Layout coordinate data
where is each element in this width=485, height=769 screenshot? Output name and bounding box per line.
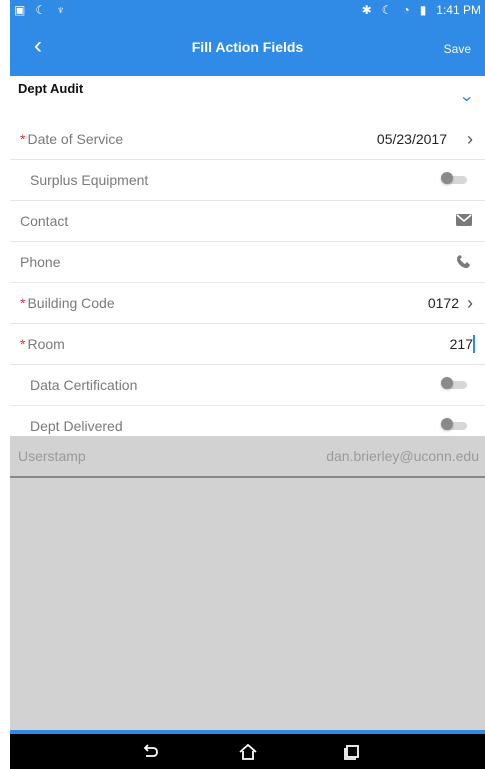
page-title: Fill Action Fields <box>191 39 304 55</box>
section-header[interactable]: Dept Audit ⌄ <box>10 76 485 119</box>
building-code-row[interactable]: * Building Code 0172 › <box>10 283 485 324</box>
dept-delivered-toggle[interactable] <box>441 418 467 430</box>
app-bar: ‹ Fill Action Fields Save <box>10 22 485 76</box>
contact-row[interactable]: Contact <box>10 201 485 242</box>
contact-label: Contact <box>20 213 69 229</box>
app-notification-icon: ♆ <box>56 3 66 17</box>
userstamp-row: Userstamp dan.brierley@uconn.edu <box>10 436 485 478</box>
system-nav-bar <box>10 734 485 769</box>
moon-icon: ☾ <box>35 3 47 17</box>
userstamp-label: Userstamp <box>18 448 86 464</box>
dept-delivered-label: Dept Delivered <box>30 418 123 434</box>
data-certification-row: Data Certification <box>10 365 485 406</box>
wifi-icon: ◔ <box>402 3 410 17</box>
chevron-right-icon[interactable]: › <box>467 129 473 150</box>
data-certification-toggle[interactable] <box>441 377 467 389</box>
app-frame: ▣ ☾ ♆ ✱ ☾ ◔ ▮ 1:41 PM ‹ Fill Action Fiel… <box>0 0 485 769</box>
home-nav-icon[interactable] <box>236 740 260 764</box>
toggle-knob <box>441 418 453 430</box>
room-input[interactable]: 217 <box>450 336 473 352</box>
status-right-icons: ✱ ☾ ◔ ▮ 1:41 PM <box>362 3 481 17</box>
fields-list: * Date of Service 05/23/2017 › Surplus Eq… <box>10 119 485 447</box>
required-asterisk: * <box>20 295 26 311</box>
status-time: 1:41 PM <box>436 3 481 17</box>
text-cursor <box>473 335 475 353</box>
moon-icon: ☾ <box>381 3 393 17</box>
back-nav-icon[interactable] <box>138 740 162 764</box>
surplus-equipment-label: Surplus Equipment <box>30 172 149 188</box>
bluetooth-icon: ✱ <box>361 3 372 17</box>
date-of-service-value[interactable]: 05/23/2017 <box>377 131 447 147</box>
phone-label: Phone <box>20 254 61 270</box>
status-bar: ▣ ☾ ♆ ✱ ☾ ◔ ▮ 1:41 PM <box>10 0 485 22</box>
chevron-down-icon[interactable]: ⌄ <box>458 86 474 106</box>
recents-nav-icon[interactable] <box>340 740 364 764</box>
notification-icon: ▣ <box>14 3 26 17</box>
battery-icon: ▮ <box>419 3 427 17</box>
building-code-label: * Building Code <box>20 295 115 311</box>
userstamp-value: dan.brierley@uconn.edu <box>326 448 479 464</box>
save-button[interactable]: Save <box>444 42 471 56</box>
building-code-value[interactable]: 0172 <box>428 295 459 311</box>
date-of-service-label: * Date of Service <box>20 131 124 147</box>
surplus-equipment-toggle[interactable] <box>441 172 467 184</box>
toggle-knob <box>441 172 453 184</box>
room-row[interactable]: * Room 217 <box>10 324 485 365</box>
data-certification-label: Data Certification <box>30 377 138 393</box>
toggle-knob <box>441 377 453 389</box>
room-label: * Room <box>20 336 65 352</box>
section-title: Dept Audit <box>18 81 84 96</box>
status-left-icons: ▣ ☾ ♆ <box>14 3 65 17</box>
empty-area <box>10 478 485 730</box>
phone-row[interactable]: Phone <box>10 242 485 283</box>
date-of-service-row[interactable]: * Date of Service 05/23/2017 › <box>10 119 485 160</box>
required-asterisk: * <box>20 336 26 352</box>
phone-icon[interactable] <box>455 254 473 270</box>
email-icon[interactable] <box>455 213 473 229</box>
chevron-right-icon[interactable]: › <box>467 293 473 314</box>
required-asterisk: * <box>20 131 26 147</box>
surplus-equipment-row: Surplus Equipment <box>10 160 485 201</box>
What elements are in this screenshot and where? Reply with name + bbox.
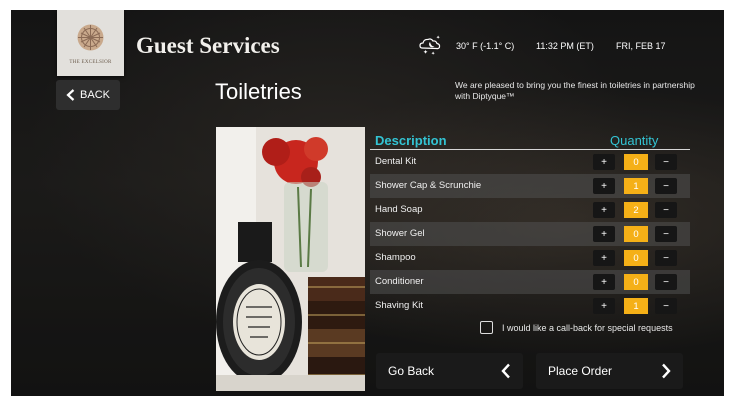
page-title: Toiletries bbox=[215, 79, 302, 104]
increase-quantity-button[interactable]: + bbox=[593, 250, 615, 266]
svg-text:✦: ✦ bbox=[423, 49, 428, 56]
place-order-label: Place Order bbox=[548, 364, 613, 378]
quantity-value: 1 bbox=[624, 178, 648, 194]
chevron-left-icon bbox=[501, 363, 510, 379]
quantity-value: 0 bbox=[624, 226, 648, 242]
moon-stars-cloud-icon: ✦ ✦ ✦ bbox=[419, 35, 440, 56]
intro-text: We are pleased to bring you the finest i… bbox=[455, 80, 695, 101]
table-row: Shower Cap & Scrunchie +1− bbox=[370, 174, 690, 198]
table-row: Shampoo +0− bbox=[370, 246, 690, 270]
increase-quantity-button[interactable]: + bbox=[593, 178, 615, 194]
increase-quantity-button[interactable]: + bbox=[593, 298, 615, 314]
diptyque-bottle-image bbox=[216, 127, 365, 391]
item-name: Shower Cap & Scrunchie bbox=[375, 180, 482, 191]
go-back-label: Go Back bbox=[388, 364, 435, 378]
increase-quantity-button[interactable]: + bbox=[593, 154, 615, 170]
svg-text:✦: ✦ bbox=[431, 51, 435, 56]
callback-option[interactable]: I would like a call-back for special req… bbox=[480, 321, 673, 334]
svg-text:✦: ✦ bbox=[436, 35, 440, 41]
item-name: Conditioner bbox=[375, 276, 424, 287]
decrease-quantity-button[interactable]: − bbox=[655, 298, 677, 314]
table-header: Description Quantity bbox=[370, 131, 690, 150]
back-button-label: BACK bbox=[80, 89, 110, 101]
item-name: Shaving Kit bbox=[375, 300, 424, 311]
increase-quantity-button[interactable]: + bbox=[593, 226, 615, 242]
description-header: Description bbox=[375, 133, 447, 148]
item-name: Shampoo bbox=[375, 252, 416, 263]
hotel-name: THE EXCELSIOR bbox=[69, 60, 112, 65]
increase-quantity-button[interactable]: + bbox=[593, 202, 615, 218]
increase-quantity-button[interactable]: + bbox=[593, 274, 615, 290]
decrease-quantity-button[interactable]: − bbox=[655, 178, 677, 194]
quantity-value: 2 bbox=[624, 202, 648, 218]
callback-checkbox[interactable] bbox=[480, 321, 493, 334]
temperature: 30° F (-1.1° C) bbox=[456, 41, 515, 51]
table-row: Hand Soap +2− bbox=[370, 198, 690, 222]
decrease-quantity-button[interactable]: − bbox=[655, 250, 677, 266]
hotel-logo: THE EXCELSIOR bbox=[57, 10, 124, 76]
quantity-value: 0 bbox=[624, 250, 648, 266]
item-name: Hand Soap bbox=[375, 204, 423, 215]
table-row: Conditioner +0− bbox=[370, 270, 690, 294]
clock-time: 11:32 PM (ET) bbox=[536, 41, 594, 51]
item-name: Shower Gel bbox=[375, 228, 425, 239]
back-button[interactable]: BACK bbox=[56, 80, 120, 110]
chevron-right-icon bbox=[662, 363, 671, 379]
quantity-value: 1 bbox=[624, 298, 648, 314]
decrease-quantity-button[interactable]: − bbox=[655, 274, 677, 290]
callback-label: I would like a call-back for special req… bbox=[502, 322, 673, 333]
quantity-header: Quantity bbox=[610, 133, 659, 148]
table-body: Dental Kit +0− Shower Cap & Scrunchie +1− Ha… bbox=[370, 150, 690, 318]
app-title: Guest Services bbox=[136, 33, 280, 58]
tv-screen: THE EXCELSIOR Guest Services ✦ ✦ ✦ 30° F… bbox=[11, 10, 724, 396]
decrease-quantity-button[interactable]: − bbox=[655, 226, 677, 242]
decrease-quantity-button[interactable]: − bbox=[655, 154, 677, 170]
table-row: Shower Gel +0− bbox=[370, 222, 690, 246]
table-row: Shaving Kit +1− bbox=[370, 294, 690, 318]
go-back-button[interactable]: Go Back bbox=[376, 353, 523, 389]
logo-emblem-icon bbox=[77, 24, 104, 51]
table-row: Dental Kit +0− bbox=[370, 150, 690, 174]
decrease-quantity-button[interactable]: − bbox=[655, 202, 677, 218]
date: FRI, FEB 17 bbox=[616, 41, 666, 51]
place-order-button[interactable]: Place Order bbox=[536, 353, 683, 389]
quantity-value: 0 bbox=[624, 154, 648, 170]
chevron-left-icon bbox=[66, 89, 75, 101]
item-name: Dental Kit bbox=[375, 156, 417, 167]
toiletries-table: Description Quantity Dental Kit +0− Shower… bbox=[370, 131, 690, 318]
product-photo bbox=[216, 127, 365, 391]
quantity-value: 0 bbox=[624, 274, 648, 290]
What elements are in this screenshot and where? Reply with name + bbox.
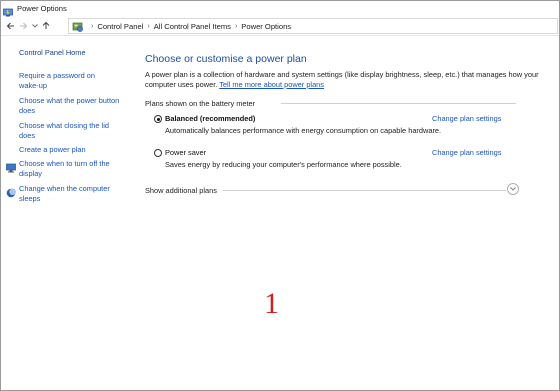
- sidebar-item-label: wake-up: [19, 80, 47, 90]
- forward-arrow-icon[interactable]: [17, 18, 30, 34]
- sidebar: Control Panel Home Require a password on…: [1, 37, 136, 390]
- breadcrumb-separator: ›: [91, 22, 94, 30]
- monitor-icon: [6, 160, 16, 173]
- tell-me-more-link[interactable]: Tell me more about power plans: [219, 80, 324, 89]
- window-title: Power Options: [17, 4, 67, 13]
- sidebar-item-power-button[interactable]: Choose what the power button does: [19, 96, 119, 115]
- navigation-bar: › Control Panel › All Control Panel Item…: [1, 16, 559, 36]
- chevron-down-icon[interactable]: [30, 18, 39, 34]
- sidebar-item-label: Change when the computer: [19, 184, 110, 193]
- sidebar-item-label: Create a power plan: [19, 145, 86, 154]
- up-arrow-icon[interactable]: [39, 18, 52, 34]
- show-additional-plans-label[interactable]: Show additional plans: [145, 186, 217, 195]
- balanced-plan-description: Automatically balances performance with …: [165, 126, 442, 135]
- power-saver-change-settings-link[interactable]: Change plan settings: [432, 148, 501, 157]
- page-description: A power plan is a collection of hardware…: [145, 70, 545, 89]
- main-content: Choose or customise a power plan A power…: [136, 37, 558, 390]
- sidebar-item-require-password[interactable]: Require a password on wake-up: [19, 71, 95, 90]
- description-text: A power plan is a collection of hardware…: [145, 70, 539, 89]
- balanced-change-settings-link[interactable]: Change plan settings: [432, 114, 501, 123]
- sidebar-item-turn-off-display[interactable]: Choose when to turn off the display: [19, 159, 110, 178]
- section-divider: [281, 103, 516, 104]
- sidebar-item-label: sleeps: [19, 193, 41, 203]
- breadcrumb-separator[interactable]: ›: [147, 23, 149, 30]
- power-saver-plan-name[interactable]: Power saver: [165, 148, 206, 157]
- section-label: Plans shown on the battery meter: [145, 99, 256, 108]
- page-title: Choose or customise a power plan: [145, 53, 307, 65]
- sidebar-item-create-plan[interactable]: Create a power plan: [19, 145, 86, 155]
- sidebar-item-label: Choose what closing the lid: [19, 121, 109, 130]
- sidebar-item-computer-sleeps[interactable]: Change when the computer sleeps: [19, 184, 110, 203]
- sidebar-item-label: display: [19, 168, 43, 178]
- sidebar-item-label: Require a password on: [19, 71, 96, 80]
- breadcrumb-all-items[interactable]: All Control Panel Items: [154, 22, 231, 31]
- sidebar-item-closing-lid[interactable]: Choose what closing the lid does: [19, 121, 109, 140]
- chevron-down-circle-icon[interactable]: [507, 183, 519, 195]
- power-options-window: Power Options › Control Panel › All Cont…: [0, 0, 560, 391]
- control-panel-icon: [72, 20, 84, 32]
- breadcrumb-separator[interactable]: ›: [235, 23, 237, 30]
- sidebar-item-label: Choose when to turn off the: [19, 159, 110, 168]
- sidebar-home-link[interactable]: Control Panel Home: [19, 48, 86, 58]
- sidebar-item-label: does: [19, 105, 36, 115]
- moon-icon: [6, 185, 16, 198]
- balanced-plan-radio[interactable]: [154, 115, 162, 123]
- breadcrumb-control-panel[interactable]: Control Panel: [97, 22, 143, 31]
- power-saver-plan-radio[interactable]: [154, 149, 162, 157]
- back-arrow-icon[interactable]: [4, 18, 17, 34]
- power-saver-plan-description: Saves energy by reducing your computer's…: [165, 160, 402, 169]
- title-bar: Power Options: [1, 1, 559, 17]
- annotation-number: 1: [264, 287, 279, 320]
- balanced-plan-name[interactable]: Balanced (recommended): [165, 114, 255, 123]
- power-options-icon: [3, 4, 13, 17]
- sidebar-item-label: Choose what the power button: [19, 96, 120, 105]
- additional-plans-divider: [223, 190, 506, 191]
- sidebar-item-label: does: [19, 130, 36, 140]
- breadcrumb-power-options[interactable]: Power Options: [241, 22, 291, 31]
- address-bar[interactable]: › Control Panel › All Control Panel Item…: [68, 18, 558, 34]
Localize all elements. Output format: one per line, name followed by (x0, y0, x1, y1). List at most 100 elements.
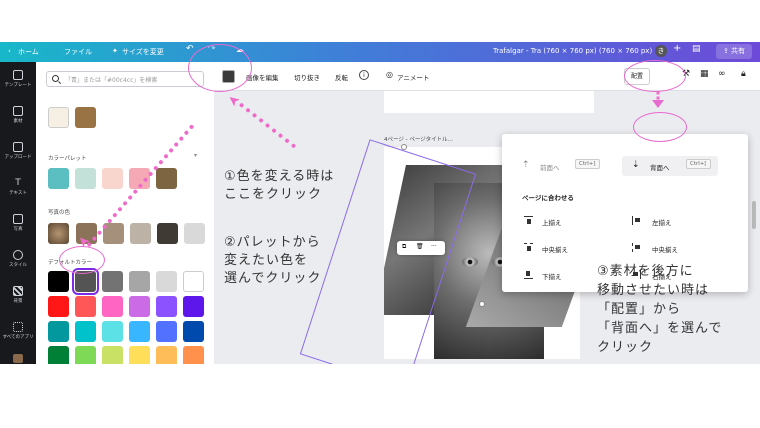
insights-chart-icon[interactable]: ▤ (692, 44, 701, 54)
default-color-swatch[interactable] (48, 321, 69, 342)
color-search-input[interactable]: 「青」または「#00c4cc」を検索 (46, 71, 204, 87)
default-color-swatch[interactable] (156, 296, 177, 317)
rail-styles[interactable]: スタイル (0, 250, 36, 268)
add-member-icon[interactable]: + (673, 43, 681, 54)
default-color-swatch[interactable] (48, 346, 69, 364)
palette-color-swatch[interactable] (48, 168, 69, 189)
align-middle-option[interactable]: 中央揃え (542, 244, 568, 254)
annotation-note1: ①色を変える時は ここをクリック (224, 169, 335, 202)
align-top-icon (524, 216, 533, 225)
palette-color-swatch[interactable] (75, 168, 96, 189)
page-title-label[interactable]: 4ページ - ページタイトル... (384, 135, 453, 143)
forward-shortcut: Ctrl+] (575, 159, 600, 169)
transparency-icon[interactable]: ▦ (700, 69, 709, 79)
forward-icon: ⇡ (522, 160, 530, 170)
text-icon: T (15, 178, 21, 188)
photo-color-swatch[interactable] (157, 223, 178, 244)
default-color-swatch[interactable] (102, 346, 123, 364)
default-color-swatch[interactable] (156, 346, 177, 364)
default-color-swatch[interactable] (75, 296, 96, 317)
info-icon[interactable]: i (359, 70, 369, 80)
search-placeholder: 「青」または「#00c4cc」を検索 (65, 77, 158, 84)
annotation-note3: ③素材を後方に 移動させたい時は 「配置」から 「背面へ」を選んで クリック (597, 264, 723, 355)
align-middle-icon (524, 243, 533, 252)
default-color-swatch[interactable] (48, 271, 69, 292)
color-panel: 「青」または「#00c4cc」を検索 カラーパレット ▾ 写真の色 デフォルトカ… (36, 62, 215, 364)
align-bottom-icon (524, 270, 533, 279)
default-color-swatch[interactable] (129, 296, 150, 317)
default-color-swatch[interactable] (183, 346, 204, 364)
rail-elements[interactable]: 素材 (0, 106, 36, 124)
recent-color-swatch[interactable] (75, 107, 96, 128)
default-color-swatch[interactable] (129, 321, 150, 342)
default-color-swatch[interactable] (156, 321, 177, 342)
default-color-swatch[interactable] (75, 321, 96, 342)
annotation-arrowhead-arrange (652, 100, 664, 108)
rail-apps[interactable]: すべてのアプリ (0, 322, 36, 340)
background-icon (13, 286, 23, 296)
default-color-swatch[interactable] (72, 268, 99, 295)
resize-handle-top[interactable] (401, 144, 407, 150)
palette-expand-icon[interactable]: ▾ (194, 152, 197, 159)
align-center-icon (632, 243, 641, 252)
align-top-option[interactable]: 上揃え (542, 217, 562, 227)
photos-icon (13, 214, 23, 224)
templates-icon (13, 70, 23, 80)
apps-grid-icon (13, 322, 23, 332)
left-rail: テンプレート 素材 アップロード T テキスト 写真 スタイル 背景 すべてのアプ… (0, 62, 36, 364)
default-color-swatch[interactable] (102, 271, 123, 292)
rail-text[interactable]: T テキスト (0, 178, 36, 196)
lock-icon[interactable]: 🔒︎ (741, 69, 746, 79)
align-left-icon (632, 216, 641, 225)
animate-button[interactable]: アニメート (397, 72, 429, 82)
animate-icon: ◎ (386, 70, 393, 79)
elements-icon (13, 106, 23, 116)
profile-thumbnail (13, 354, 23, 363)
share-upload-icon: ⇪ (722, 47, 729, 55)
default-color-swatch[interactable] (102, 321, 123, 342)
file-menu[interactable]: ファイル (64, 47, 92, 57)
styles-icon (13, 250, 23, 260)
recent-color-swatch[interactable] (48, 107, 69, 128)
default-color-swatch[interactable] (183, 296, 204, 317)
rail-templates[interactable]: テンプレート (0, 70, 36, 88)
annotation-circle-backward (633, 112, 687, 142)
home-button[interactable]: ホーム (18, 47, 39, 57)
default-color-swatch[interactable] (129, 346, 150, 364)
link-icon[interactable]: ∞ (718, 69, 726, 79)
flip-button[interactable]: 反転 (335, 72, 348, 82)
share-label: 共有 (731, 47, 746, 55)
rail-profile-thumb[interactable] (0, 354, 36, 364)
rail-background[interactable]: 背景 (0, 286, 36, 304)
default-color-swatch[interactable] (48, 296, 69, 317)
align-bottom-option[interactable]: 下揃え (542, 271, 562, 281)
default-color-swatch[interactable] (129, 271, 150, 292)
backward-shortcut: Ctrl+[ (686, 159, 711, 169)
align-center-option[interactable]: 中央揃え (652, 244, 678, 254)
avatar[interactable]: き (655, 45, 667, 57)
rail-photos[interactable]: 写真 (0, 214, 36, 232)
default-color-swatch[interactable] (156, 271, 177, 292)
forward-option[interactable]: 前面へ (540, 162, 560, 172)
share-button[interactable]: ⇪ 共有 (716, 44, 752, 59)
align-left-option[interactable]: 左揃え (652, 217, 672, 227)
photo-colors-heading: 写真の色 (48, 210, 71, 216)
rotate-handle[interactable] (479, 301, 485, 307)
default-color-swatch[interactable] (102, 296, 123, 317)
back-chevron-icon[interactable]: ‹ (8, 47, 11, 55)
photo-thumbnail[interactable] (48, 223, 69, 244)
default-color-swatch[interactable] (183, 321, 204, 342)
canvas-scrollbar[interactable] (752, 201, 756, 229)
palette-color-swatch[interactable] (156, 168, 177, 189)
default-color-swatch[interactable] (75, 346, 96, 364)
crop-button[interactable]: 切り抜き (294, 72, 320, 82)
default-color-swatch[interactable] (183, 271, 204, 292)
rail-uploads[interactable]: アップロード (0, 142, 36, 160)
photo-color-swatch[interactable] (130, 223, 151, 244)
document-title[interactable]: Trafalgar - Tra (760 × 760 px) (760 × 76… (493, 47, 652, 55)
undo-icon[interactable]: ↶ (186, 44, 194, 54)
photo-color-swatch[interactable] (184, 223, 205, 244)
resize-button[interactable]: サイズを変更 (122, 47, 164, 57)
annotation-circle-arrange (624, 60, 686, 92)
palette-color-swatch[interactable] (102, 168, 123, 189)
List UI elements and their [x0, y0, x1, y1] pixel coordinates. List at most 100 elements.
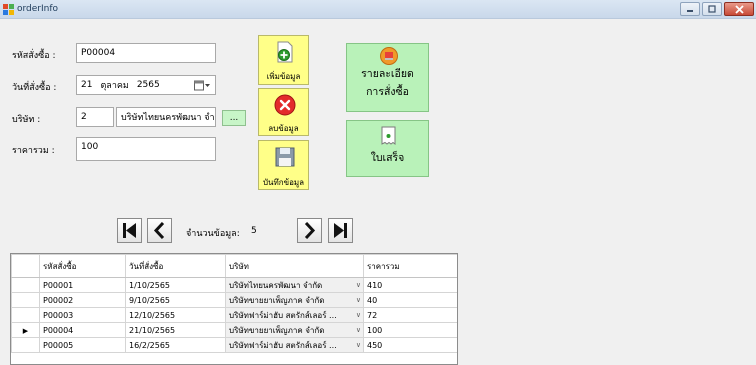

● **AIM**: Report every line in the records above that contains the string "resize", copying each line in full.

● **OUTPUT FOR THIS EXERCISE**:
resize-handle-top[interactable] (401, 144, 407, 150)
resize-button[interactable]: サイズを変更 (122, 47, 164, 57)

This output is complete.